• _Record excerpts_:
....................
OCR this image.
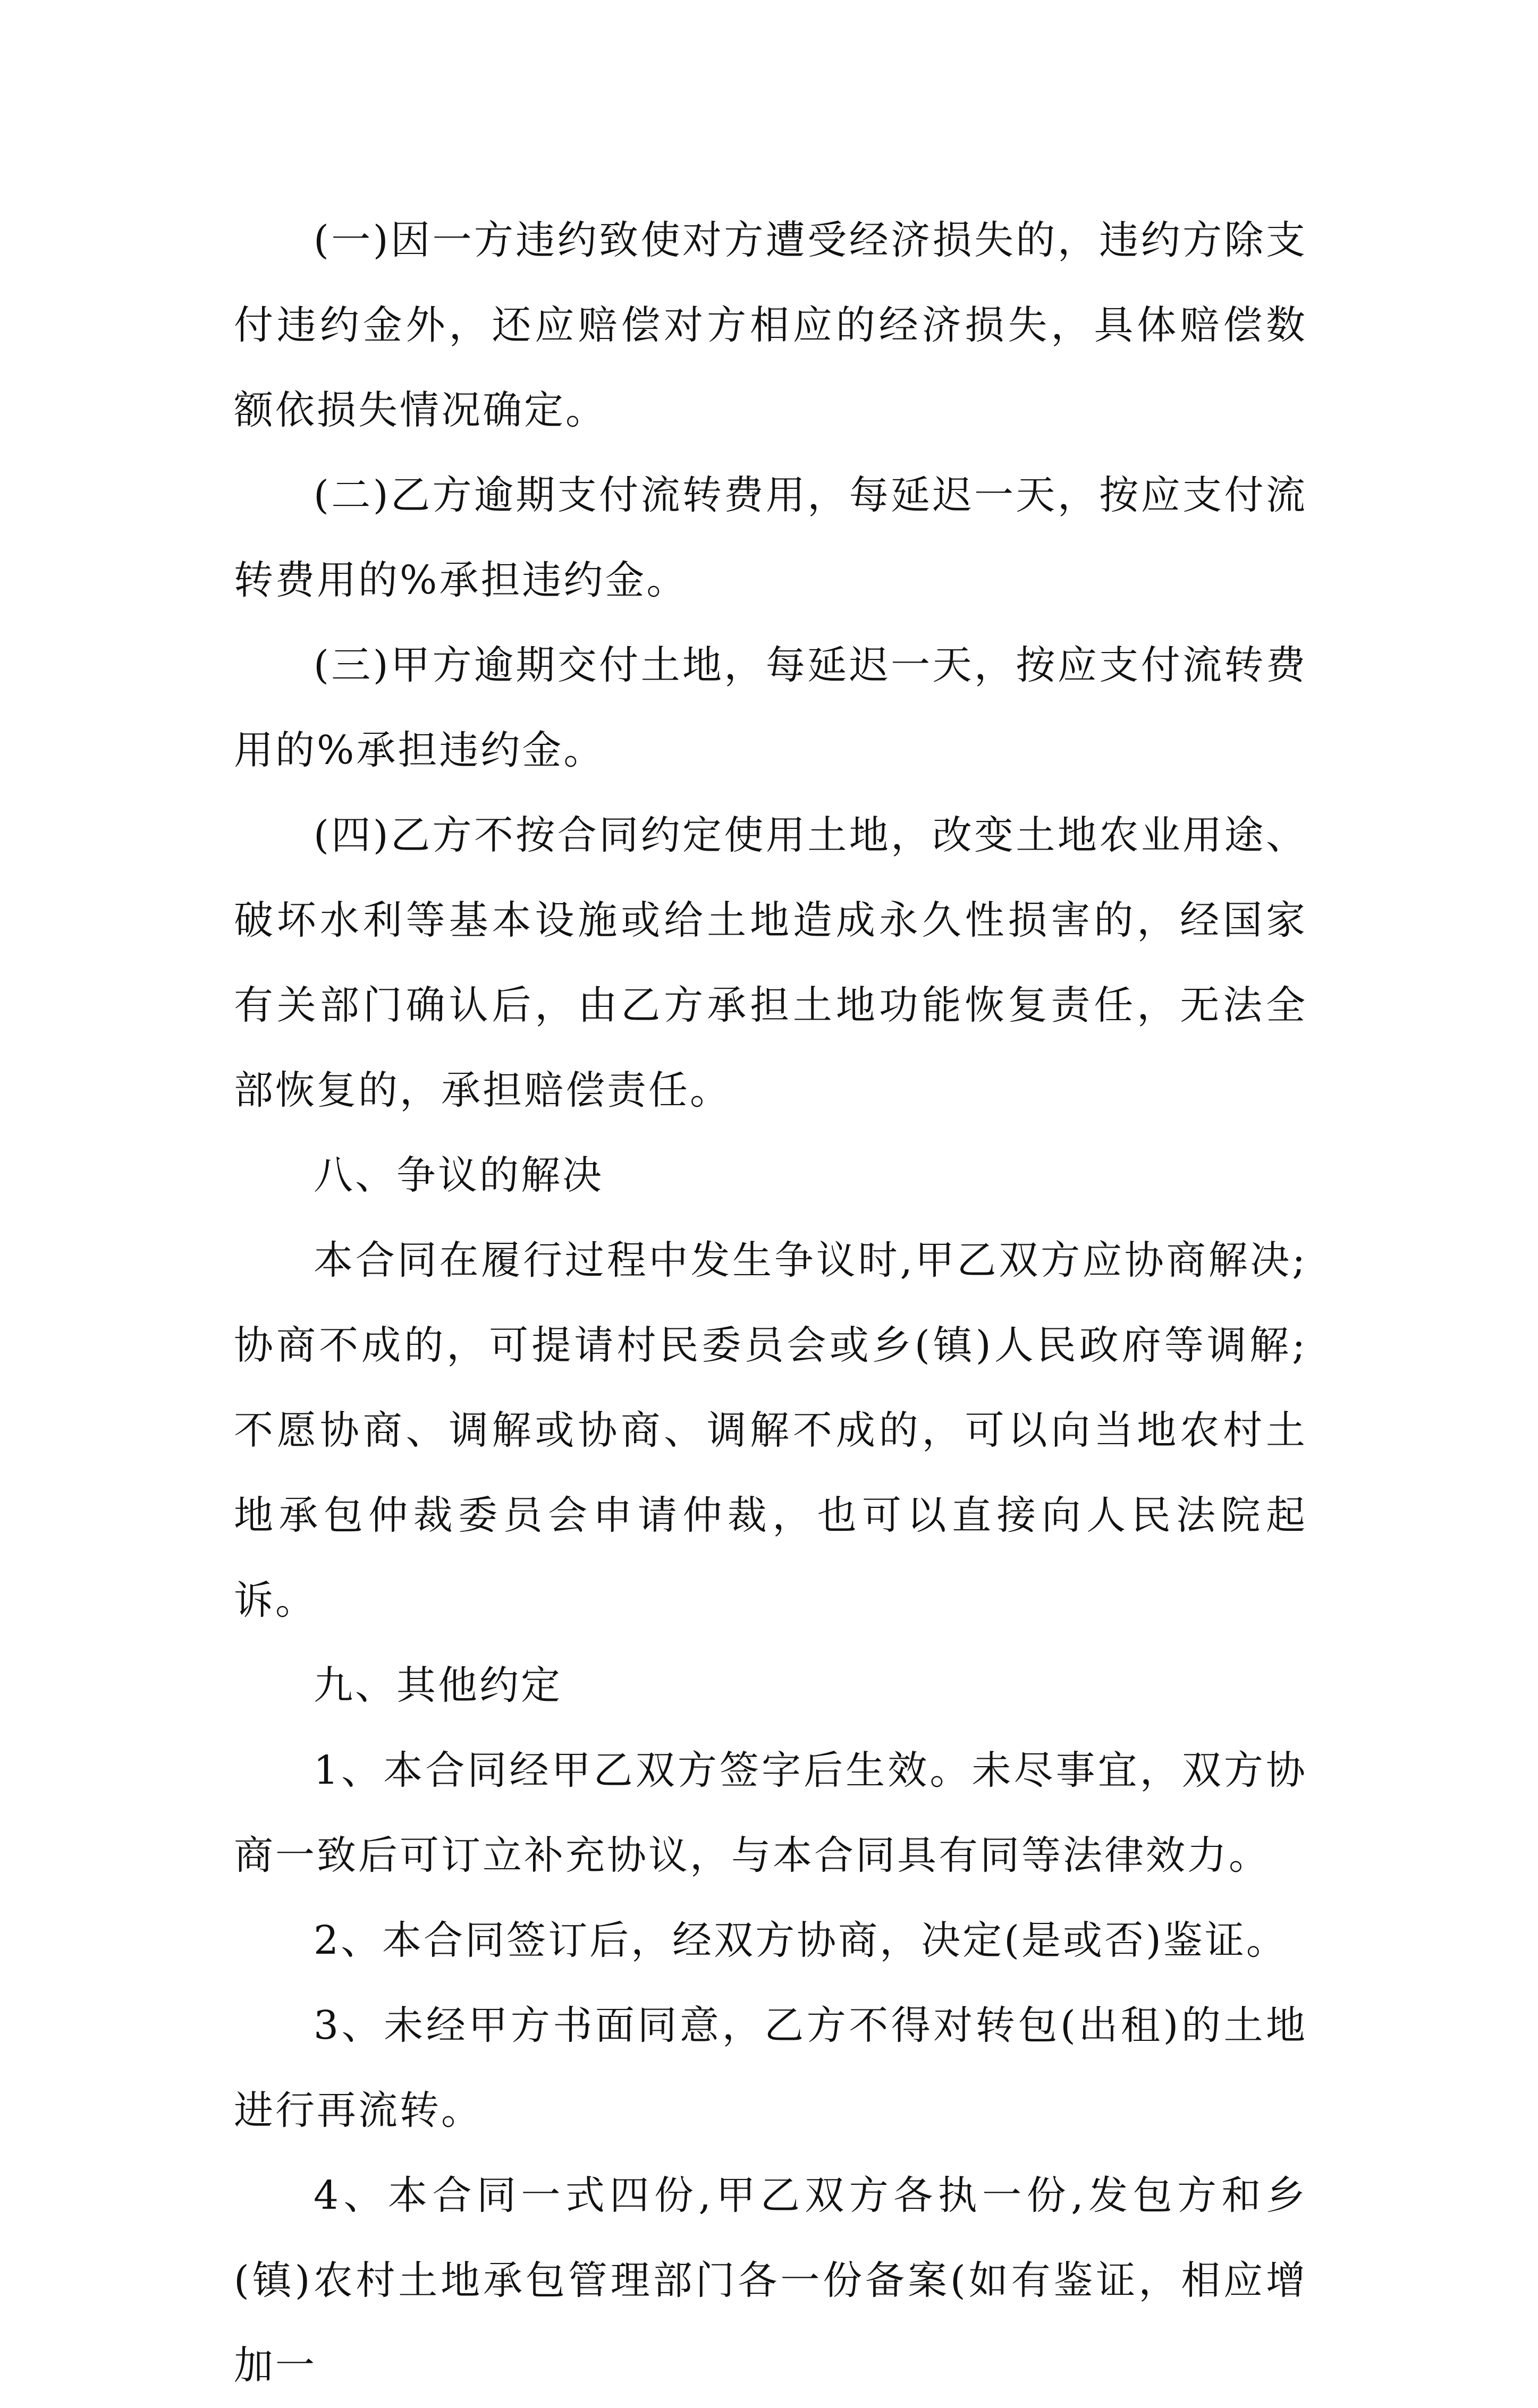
(一)因一方违约致使对方遭受经济损失的，违约方除支付违约金外，还应赔偿对方相应的经济损失，具体赔偿数额依损失情况确定。

(二)乙方逾期支付流转费用，每延迟一天，按应支付流转费用的%承担违约金。

(三)甲方逾期交付土地，每延迟一天，按应支付流转费用的%承担违约金。

(四)乙方不按合同约定使用土地，改变土地农业用途、破坏水利等基本设施或给土地造成永久性损害的，经国家有关部门确认后，由乙方承担土地功能恢复责任，无法全部恢复的，承担赔偿责任。

八、争议的解决

本合同在履行过程中发生争议时,甲乙双方应协商解决;协商不成的，可提请村民委员会或乡(镇)人民政府等调解;不愿协商、调解或协商、调解不成的，可以向当地农村土地承包仲裁委员会申请仲裁，也可以直接向人民法院起诉。

九、其他约定

1、本合同经甲乙双方签字后生效。未尽事宜，双方协商一致后可订立补充协议，与本合同具有同等法律效力。

2、本合同签订后，经双方协商，决定(是或否)鉴证。

3、未经甲方书面同意，乙方不得对转包(出租)的土地进行再流转。

4、本合同一式四份,甲乙双方各执一份,发包方和乡(镇)农村土地承包管理部门各一份备案(如有鉴证，相应增加一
....................
• _Exercise instructions_:
Copy out all of the data word for word. Do not carry over any picture.

• _Task result_:
OCR this image.
(一)因一方违约致使对方遭受经济损失的，违约方除支付违约金外，还应赔偿对方相应的经济损失，具体赔偿数额依损失情况确定。

(二)乙方逾期支付流转费用，每延迟一天，按应支付流转费用的%承担违约金。

(三)甲方逾期交付土地，每延迟一天，按应支付流转费用的%承担违约金。

(四)乙方不按合同约定使用土地，改变土地农业用途、破坏水利等基本设施或给土地造成永久性损害的，经国家有关部门确认后，由乙方承担土地功能恢复责任，无法全部恢复的，承担赔偿责任。

八、争议的解决

本合同在履行过程中发生争议时,甲乙双方应协商解决;协商不成的，可提请村民委员会或乡(镇)人民政府等调解;不愿协商、调解或协商、调解不成的，可以向当地农村土地承包仲裁委员会申请仲裁，也可以直接向人民法院起诉。

九、其他约定

1、本合同经甲乙双方签字后生效。未尽事宜，双方协商一致后可订立补充协议，与本合同具有同等法律效力。

2、本合同签订后，经双方协商，决定(是或否)鉴证。

3、未经甲方书面同意，乙方不得对转包(出租)的土地进行再流转。

4、本合同一式四份,甲乙双方各执一份,发包方和乡(镇)农村土地承包管理部门各一份备案(如有鉴证，相应增加一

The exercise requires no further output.